THE PROBLEM
In the records below, find the line containing "Read out every word on this page.", then extract that line and all subsequent lines exactly, leaving out everything else.

···

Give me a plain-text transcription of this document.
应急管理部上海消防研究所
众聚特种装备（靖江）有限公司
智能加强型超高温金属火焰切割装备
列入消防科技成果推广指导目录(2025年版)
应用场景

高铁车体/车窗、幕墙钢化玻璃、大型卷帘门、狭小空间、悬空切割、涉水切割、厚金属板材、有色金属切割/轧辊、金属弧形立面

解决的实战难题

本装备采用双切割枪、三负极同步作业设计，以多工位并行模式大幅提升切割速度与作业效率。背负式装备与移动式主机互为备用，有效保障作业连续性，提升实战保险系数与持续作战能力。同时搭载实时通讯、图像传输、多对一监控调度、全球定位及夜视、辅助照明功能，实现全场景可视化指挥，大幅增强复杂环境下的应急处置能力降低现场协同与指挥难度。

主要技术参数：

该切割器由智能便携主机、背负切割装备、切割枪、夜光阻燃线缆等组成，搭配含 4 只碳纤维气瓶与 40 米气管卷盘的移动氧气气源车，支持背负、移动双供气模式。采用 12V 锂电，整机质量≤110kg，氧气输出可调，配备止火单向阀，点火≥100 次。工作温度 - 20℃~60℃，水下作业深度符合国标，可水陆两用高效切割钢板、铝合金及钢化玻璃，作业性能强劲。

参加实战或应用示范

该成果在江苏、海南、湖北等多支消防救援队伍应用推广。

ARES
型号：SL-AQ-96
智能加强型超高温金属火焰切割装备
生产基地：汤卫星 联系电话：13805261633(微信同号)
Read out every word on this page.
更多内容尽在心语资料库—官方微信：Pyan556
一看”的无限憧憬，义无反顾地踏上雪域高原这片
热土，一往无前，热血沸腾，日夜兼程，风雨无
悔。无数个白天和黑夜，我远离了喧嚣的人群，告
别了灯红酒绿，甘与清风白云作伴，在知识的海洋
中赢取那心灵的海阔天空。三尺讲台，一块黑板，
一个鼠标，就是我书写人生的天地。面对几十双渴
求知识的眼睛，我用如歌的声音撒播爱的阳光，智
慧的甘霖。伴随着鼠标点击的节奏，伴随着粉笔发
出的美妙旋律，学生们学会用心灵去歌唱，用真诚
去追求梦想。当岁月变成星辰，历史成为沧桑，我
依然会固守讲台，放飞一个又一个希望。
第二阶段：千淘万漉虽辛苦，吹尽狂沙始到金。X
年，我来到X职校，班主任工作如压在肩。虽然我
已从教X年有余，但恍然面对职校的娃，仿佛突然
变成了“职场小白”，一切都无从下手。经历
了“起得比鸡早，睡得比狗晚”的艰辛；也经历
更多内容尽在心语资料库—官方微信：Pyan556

···

ANSWER TO THE EXERCISE
Read out every word on this page.
更多内容尽在心语资料库—官方微信：Pyan556
一看”的无限憧憬，义无反顾地踏上雪域高原这片
热土，一往无前，热血沸腾，日夜兼程，风雨无
悔。无数个白天和黑夜，我远离了喧嚣的人群，告
别了灯红酒绿，甘与清风白云作伴，在知识的海洋
中赢取那心灵的海阔天空。三尺讲台，一块黑板，
一个鼠标，就是我书写人生的天地。面对几十双渴
求知识的眼睛，我用如歌的声音撒播爱的阳光，智
慧的甘霖。伴随着鼠标点击的节奏，伴随着粉笔发
出的美妙旋律，学生们学会用心灵去歌唱，用真诚
去追求梦想。当岁月变成星辰，历史成为沧桑，我
依然会固守讲台，放飞一个又一个希望。
第二阶段：千淘万漉虽辛苦，吹尽狂沙始到金。X
年，我来到X职校，班主任工作如压在肩。虽然我
已从教X年有余，但恍然面对职校的娃，仿佛突然
变成了“职场小白”，一切都无从下手。经历
了“起得比鸡早，睡得比狗晚”的艰辛；也经历
更多内容尽在心语资料库—官方微信：Pyan556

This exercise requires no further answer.